#### Given task
Return each line holding the string "Subterranean".

***** Record extracts *****

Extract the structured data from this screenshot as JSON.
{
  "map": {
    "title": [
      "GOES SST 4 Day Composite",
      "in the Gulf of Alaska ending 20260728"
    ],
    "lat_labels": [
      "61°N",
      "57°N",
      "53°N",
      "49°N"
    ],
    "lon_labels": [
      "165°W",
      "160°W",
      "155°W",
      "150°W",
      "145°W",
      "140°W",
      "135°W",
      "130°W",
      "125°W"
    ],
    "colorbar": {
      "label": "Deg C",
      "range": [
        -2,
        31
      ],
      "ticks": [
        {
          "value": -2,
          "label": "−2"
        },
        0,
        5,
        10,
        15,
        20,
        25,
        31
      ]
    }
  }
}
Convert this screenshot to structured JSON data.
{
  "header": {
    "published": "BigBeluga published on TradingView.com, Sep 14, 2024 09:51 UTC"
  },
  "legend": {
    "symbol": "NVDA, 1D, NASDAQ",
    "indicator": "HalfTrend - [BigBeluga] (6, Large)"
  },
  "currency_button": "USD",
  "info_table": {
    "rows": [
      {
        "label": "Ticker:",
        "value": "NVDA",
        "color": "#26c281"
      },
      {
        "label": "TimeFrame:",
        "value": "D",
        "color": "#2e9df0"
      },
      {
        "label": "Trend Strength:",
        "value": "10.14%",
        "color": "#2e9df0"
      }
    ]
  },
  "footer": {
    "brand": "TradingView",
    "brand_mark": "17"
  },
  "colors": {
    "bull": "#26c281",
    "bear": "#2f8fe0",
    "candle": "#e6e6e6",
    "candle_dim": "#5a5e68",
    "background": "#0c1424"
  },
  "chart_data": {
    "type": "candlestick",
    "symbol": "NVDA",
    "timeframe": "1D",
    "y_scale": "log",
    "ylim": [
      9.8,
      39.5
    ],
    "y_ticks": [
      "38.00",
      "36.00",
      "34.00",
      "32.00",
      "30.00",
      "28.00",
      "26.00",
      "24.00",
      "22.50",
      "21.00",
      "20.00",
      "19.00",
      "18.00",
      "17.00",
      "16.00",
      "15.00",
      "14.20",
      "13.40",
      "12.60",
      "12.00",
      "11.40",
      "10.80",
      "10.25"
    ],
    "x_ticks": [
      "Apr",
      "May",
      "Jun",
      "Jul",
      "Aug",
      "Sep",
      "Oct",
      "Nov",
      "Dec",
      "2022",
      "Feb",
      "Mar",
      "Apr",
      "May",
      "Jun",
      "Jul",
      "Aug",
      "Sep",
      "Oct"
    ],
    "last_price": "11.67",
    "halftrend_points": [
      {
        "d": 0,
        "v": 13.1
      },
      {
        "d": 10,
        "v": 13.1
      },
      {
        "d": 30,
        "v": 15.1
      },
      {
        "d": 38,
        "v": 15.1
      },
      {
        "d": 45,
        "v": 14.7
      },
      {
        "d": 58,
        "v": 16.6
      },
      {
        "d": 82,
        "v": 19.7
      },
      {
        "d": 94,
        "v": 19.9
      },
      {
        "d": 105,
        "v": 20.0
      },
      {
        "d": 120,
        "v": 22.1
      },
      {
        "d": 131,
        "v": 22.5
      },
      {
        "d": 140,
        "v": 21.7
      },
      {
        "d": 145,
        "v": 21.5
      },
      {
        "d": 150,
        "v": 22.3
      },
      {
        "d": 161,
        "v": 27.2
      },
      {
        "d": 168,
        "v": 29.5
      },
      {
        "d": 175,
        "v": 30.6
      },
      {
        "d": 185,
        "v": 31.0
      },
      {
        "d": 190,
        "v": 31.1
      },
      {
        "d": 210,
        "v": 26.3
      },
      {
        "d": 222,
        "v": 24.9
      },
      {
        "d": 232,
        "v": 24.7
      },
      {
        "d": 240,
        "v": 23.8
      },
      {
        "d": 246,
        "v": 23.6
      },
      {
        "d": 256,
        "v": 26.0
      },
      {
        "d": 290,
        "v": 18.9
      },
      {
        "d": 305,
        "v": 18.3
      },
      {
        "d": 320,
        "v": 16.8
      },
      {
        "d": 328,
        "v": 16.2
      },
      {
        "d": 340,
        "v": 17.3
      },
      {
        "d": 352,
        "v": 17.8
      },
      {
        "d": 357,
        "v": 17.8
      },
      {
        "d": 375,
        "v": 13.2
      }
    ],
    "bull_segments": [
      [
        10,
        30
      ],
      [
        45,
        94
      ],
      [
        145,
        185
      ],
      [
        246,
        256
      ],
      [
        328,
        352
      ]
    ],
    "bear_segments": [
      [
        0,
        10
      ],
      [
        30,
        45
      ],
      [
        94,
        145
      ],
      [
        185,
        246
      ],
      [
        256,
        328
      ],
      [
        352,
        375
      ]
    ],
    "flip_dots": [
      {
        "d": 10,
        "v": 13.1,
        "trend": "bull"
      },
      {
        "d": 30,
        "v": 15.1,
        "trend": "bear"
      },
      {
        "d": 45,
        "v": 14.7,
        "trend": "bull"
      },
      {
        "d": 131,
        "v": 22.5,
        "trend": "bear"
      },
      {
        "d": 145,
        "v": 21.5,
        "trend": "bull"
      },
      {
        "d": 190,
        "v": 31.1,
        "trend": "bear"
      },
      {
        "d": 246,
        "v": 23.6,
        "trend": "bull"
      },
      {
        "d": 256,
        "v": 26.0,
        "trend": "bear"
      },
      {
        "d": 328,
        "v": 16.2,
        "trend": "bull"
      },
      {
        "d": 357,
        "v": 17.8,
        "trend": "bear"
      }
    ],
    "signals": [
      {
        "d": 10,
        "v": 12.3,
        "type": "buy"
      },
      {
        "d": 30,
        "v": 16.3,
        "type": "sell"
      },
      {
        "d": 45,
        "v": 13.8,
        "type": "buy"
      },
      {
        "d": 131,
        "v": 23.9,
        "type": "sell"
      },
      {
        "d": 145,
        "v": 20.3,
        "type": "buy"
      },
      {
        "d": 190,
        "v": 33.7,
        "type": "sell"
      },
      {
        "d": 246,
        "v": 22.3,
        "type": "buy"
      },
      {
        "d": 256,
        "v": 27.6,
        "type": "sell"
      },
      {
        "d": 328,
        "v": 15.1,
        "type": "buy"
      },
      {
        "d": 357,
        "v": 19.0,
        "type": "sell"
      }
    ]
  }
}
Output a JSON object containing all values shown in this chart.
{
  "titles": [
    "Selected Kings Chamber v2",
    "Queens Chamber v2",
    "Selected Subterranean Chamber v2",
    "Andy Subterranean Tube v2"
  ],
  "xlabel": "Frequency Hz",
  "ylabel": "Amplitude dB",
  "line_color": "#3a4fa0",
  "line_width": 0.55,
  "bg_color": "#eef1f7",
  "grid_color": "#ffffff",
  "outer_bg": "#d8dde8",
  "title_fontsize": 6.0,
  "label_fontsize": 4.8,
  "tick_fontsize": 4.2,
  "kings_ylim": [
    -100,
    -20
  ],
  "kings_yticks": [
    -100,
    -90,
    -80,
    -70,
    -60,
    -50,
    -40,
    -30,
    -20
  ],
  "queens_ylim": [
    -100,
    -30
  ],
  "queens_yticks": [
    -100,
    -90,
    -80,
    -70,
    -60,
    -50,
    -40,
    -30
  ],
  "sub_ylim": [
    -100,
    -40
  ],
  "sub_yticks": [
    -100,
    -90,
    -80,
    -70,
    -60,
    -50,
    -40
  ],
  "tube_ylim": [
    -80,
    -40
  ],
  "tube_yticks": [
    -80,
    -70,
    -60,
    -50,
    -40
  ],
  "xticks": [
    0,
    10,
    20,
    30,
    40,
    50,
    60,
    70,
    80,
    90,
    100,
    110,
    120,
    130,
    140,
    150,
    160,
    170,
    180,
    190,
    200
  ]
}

*****

#### Reply to the task
    "Selected Subterranean Chamber v2",
    "Andy Subterranean Tube v2"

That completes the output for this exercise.